Collection entries:
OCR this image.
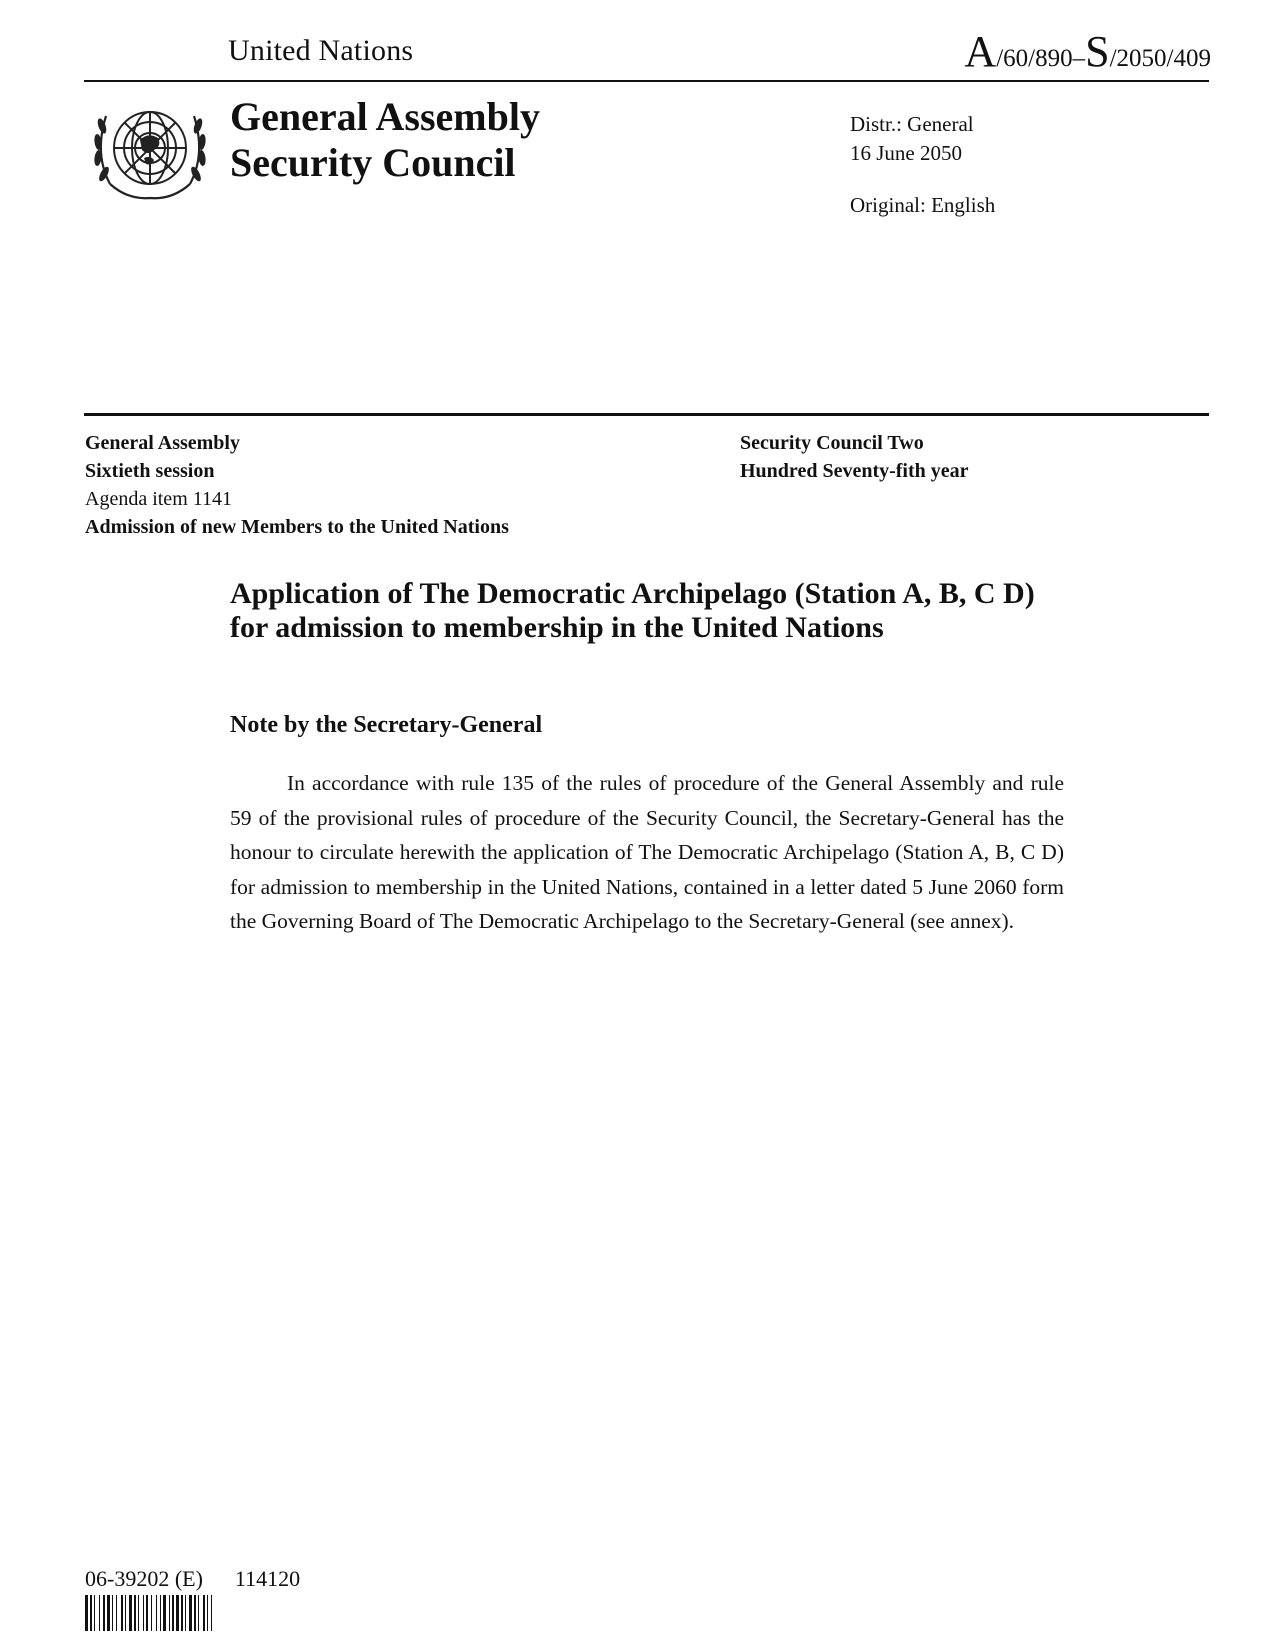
United Nations	A/60/890–S/2050/409
General Assembly
Security Council
Distr.: General
16 June 2050
Original: English
General Assembly
Sixtieth session
Agenda item 1141
Admission of new Members to the United Nations
Security Council Two
Hundred Seventy-fith year
Application of The Democratic Archipelago (Station A, B, C D) for admission to membership in the United Nations
Note by the Secretary-General
In accordance with rule 135 of the rules of procedure of the General Assembly and rule 59 of the provisional rules of procedure of the Security Council, the Secretary-General has the honour to circulate herewith the application of The Democratic Archipelago (Station A, B, C D) for admission to membership in the United Nations, contained in a letter dated 5 June 2060 form the Governing Board of The Democratic Archipelago to the Secretary-General (see annex).
06-39202 (E) 114120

EXERCISE REQUIREMENTS: Show all lines above holding "Democratic".

ANSWER TO THE EXERCISE:
Application of The Democratic Archipelago (Station A, B, C D) for admission to membership in the United Nations
In accordance with rule 135 of the rules of procedure of the General Assembly and rule 59 of the provisional rules of procedure of the Security Council, the Secretary-General has the honour to circulate herewith the application of The Democratic Archipelago (Station A, B, C D) for admission to membership in the United Nations, contained in a letter dated 5 June 2060 form the Governing Board of The Democratic Archipelago to the Secretary-General (see annex).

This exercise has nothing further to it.